* _TASK DESCRIPTION_: Write out the records beneath this line exactly as they appear, minus any images.

* _LISTED RECORDS_:

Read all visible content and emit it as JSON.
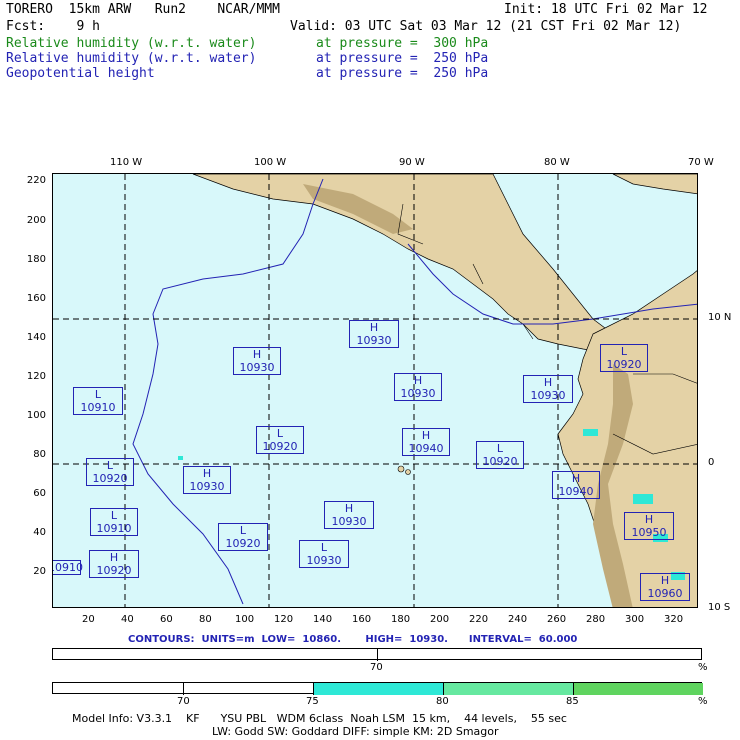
{
  "header": {
    "line1_left": "TORERO  15km ARW   Run2    NCAR/MMM",
    "line1_right": "Init: 18 UTC Fri 02 Mar 12",
    "line2_left": "Fcst:    9 h",
    "line2_right": "Valid: 03 UTC Sat 03 Mar 12 (21 CST Fri 02 Mar 12)",
    "fields": [
      {
        "name": "Relative humidity (w.r.t. water)",
        "level": "at pressure =  300 hPa",
        "color": "#1a8a1a"
      },
      {
        "name": "Relative humidity (w.r.t. water)",
        "level": "at pressure =  250 hPa",
        "color": "#2323b4"
      },
      {
        "name": "Geopotential height",
        "level": "at pressure =  250 hPa",
        "color": "#2323b4"
      }
    ]
  },
  "axes": {
    "top_lon_labels": [
      "110 W",
      "100 W",
      "90 W",
      "80 W",
      "70 W"
    ],
    "right_lat_labels": [
      "10 N",
      "0",
      "10 S"
    ],
    "y_ticks": [
      "220",
      "200",
      "180",
      "160",
      "140",
      "120",
      "100",
      "80",
      "60",
      "40",
      "20"
    ],
    "x_ticks": [
      "20",
      "40",
      "60",
      "80",
      "100",
      "120",
      "140",
      "160",
      "180",
      "200",
      "220",
      "240",
      "260",
      "280",
      "300",
      "320"
    ]
  },
  "centers": [
    {
      "type": "H",
      "value": "10930"
    },
    {
      "type": "H",
      "value": "10930"
    },
    {
      "type": "L",
      "value": "10920"
    },
    {
      "type": "H",
      "value": "10930"
    },
    {
      "type": "H",
      "value": "10930"
    },
    {
      "type": "L",
      "value": "10910"
    },
    {
      "type": "L",
      "value": "10920"
    },
    {
      "type": "H",
      "value": "10940"
    },
    {
      "type": "L",
      "value": "10920"
    },
    {
      "type": "L",
      "value": "10920"
    },
    {
      "type": "H",
      "value": "10930"
    },
    {
      "type": "H",
      "value": "10940"
    },
    {
      "type": "L",
      "value": "10910"
    },
    {
      "type": "L",
      "value": "10920"
    },
    {
      "type": "H",
      "value": "10930"
    },
    {
      "type": "H",
      "value": "10950"
    },
    {
      "type": "L",
      "value": "10930"
    },
    {
      "type": "H",
      "value": "10920"
    },
    {
      "type": "H",
      "value": "10960"
    },
    {
      "type": "",
      "value": "10910"
    }
  ],
  "contours_text": "CONTOURS:  UNITS=m  LOW=  10860.       HIGH=  10930.      INTERVAL=  60.000",
  "bar1": {
    "label": "70",
    "unit": "%"
  },
  "bar2": {
    "labels": [
      "70",
      "75",
      "80",
      "85"
    ],
    "unit": "%",
    "colors": [
      "#ffffff",
      "#ffffff",
      "#2ee8d6",
      "#66e8a0",
      "#5fd45f"
    ]
  },
  "footer": {
    "line1": "Model Info: V3.3.1    KF      YSU PBL   WDM 6class  Noah LSM  15 km,    44 levels,    55 sec",
    "line2": "LW: Godd SW: Goddard DIFF: simple KM: 2D Smagor"
  },
  "colors": {
    "ocean": "#d8f8fa",
    "land": "#e4d2a6",
    "mountain": "#c0aa7a",
    "high": "#e6e6e6",
    "contour": "#2323b4"
  }
}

* _SOLUTION FOR THIS EXERCISE_:
Read all visible content and emit it as JSON.
{
  "header": {
    "line1_left": "TORERO  15km ARW   Run2    NCAR/MMM",
    "line1_right": "Init: 18 UTC Fri 02 Mar 12",
    "line2_left": "Fcst:    9 h",
    "line2_right": "Valid: 03 UTC Sat 03 Mar 12 (21 CST Fri 02 Mar 12)",
    "fields": [
      {
        "name": "Relative humidity (w.r.t. water)",
        "level": "at pressure =  300 hPa",
        "color": "#1a8a1a"
      },
      {
        "name": "Relative humidity (w.r.t. water)",
        "level": "at pressure =  250 hPa",
        "color": "#2323b4"
      },
      {
        "name": "Geopotential height",
        "level": "at pressure =  250 hPa",
        "color": "#2323b4"
      }
    ]
  },
  "axes": {
    "top_lon_labels": [
      "110 W",
      "100 W",
      "90 W",
      "80 W",
      "70 W"
    ],
    "right_lat_labels": [
      "10 N",
      "0",
      "10 S"
    ],
    "y_ticks": [
      "220",
      "200",
      "180",
      "160",
      "140",
      "120",
      "100",
      "80",
      "60",
      "40",
      "20"
    ],
    "x_ticks": [
      "20",
      "40",
      "60",
      "80",
      "100",
      "120",
      "140",
      "160",
      "180",
      "200",
      "220",
      "240",
      "260",
      "280",
      "300",
      "320"
    ]
  },
  "centers": [
    {
      "type": "H",
      "value": "10930"
    },
    {
      "type": "H",
      "value": "10930"
    },
    {
      "type": "L",
      "value": "10920"
    },
    {
      "type": "H",
      "value": "10930"
    },
    {
      "type": "H",
      "value": "10930"
    },
    {
      "type": "L",
      "value": "10910"
    },
    {
      "type": "L",
      "value": "10920"
    },
    {
      "type": "H",
      "value": "10940"
    },
    {
      "type": "L",
      "value": "10920"
    },
    {
      "type": "L",
      "value": "10920"
    },
    {
      "type": "H",
      "value": "10930"
    },
    {
      "type": "H",
      "value": "10940"
    },
    {
      "type": "L",
      "value": "10910"
    },
    {
      "type": "L",
      "value": "10920"
    },
    {
      "type": "H",
      "value": "10930"
    },
    {
      "type": "H",
      "value": "10950"
    },
    {
      "type": "L",
      "value": "10930"
    },
    {
      "type": "H",
      "value": "10920"
    },
    {
      "type": "H",
      "value": "10960"
    },
    {
      "type": "",
      "value": "10910"
    }
  ],
  "contours_text": "CONTOURS:  UNITS=m  LOW=  10860.       HIGH=  10930.      INTERVAL=  60.000",
  "bar1": {
    "label": "70",
    "unit": "%"
  },
  "bar2": {
    "labels": [
      "70",
      "75",
      "80",
      "85"
    ],
    "unit": "%",
    "colors": [
      "#ffffff",
      "#ffffff",
      "#2ee8d6",
      "#66e8a0",
      "#5fd45f"
    ]
  },
  "footer": {
    "line1": "Model Info: V3.3.1    KF      YSU PBL   WDM 6class  Noah LSM  15 km,    44 levels,    55 sec",
    "line2": "LW: Godd SW: Goddard DIFF: simple KM: 2D Smagor"
  },
  "colors": {
    "ocean": "#d8f8fa",
    "land": "#e4d2a6",
    "mountain": "#c0aa7a",
    "high": "#e6e6e6",
    "contour": "#2323b4"
  }
}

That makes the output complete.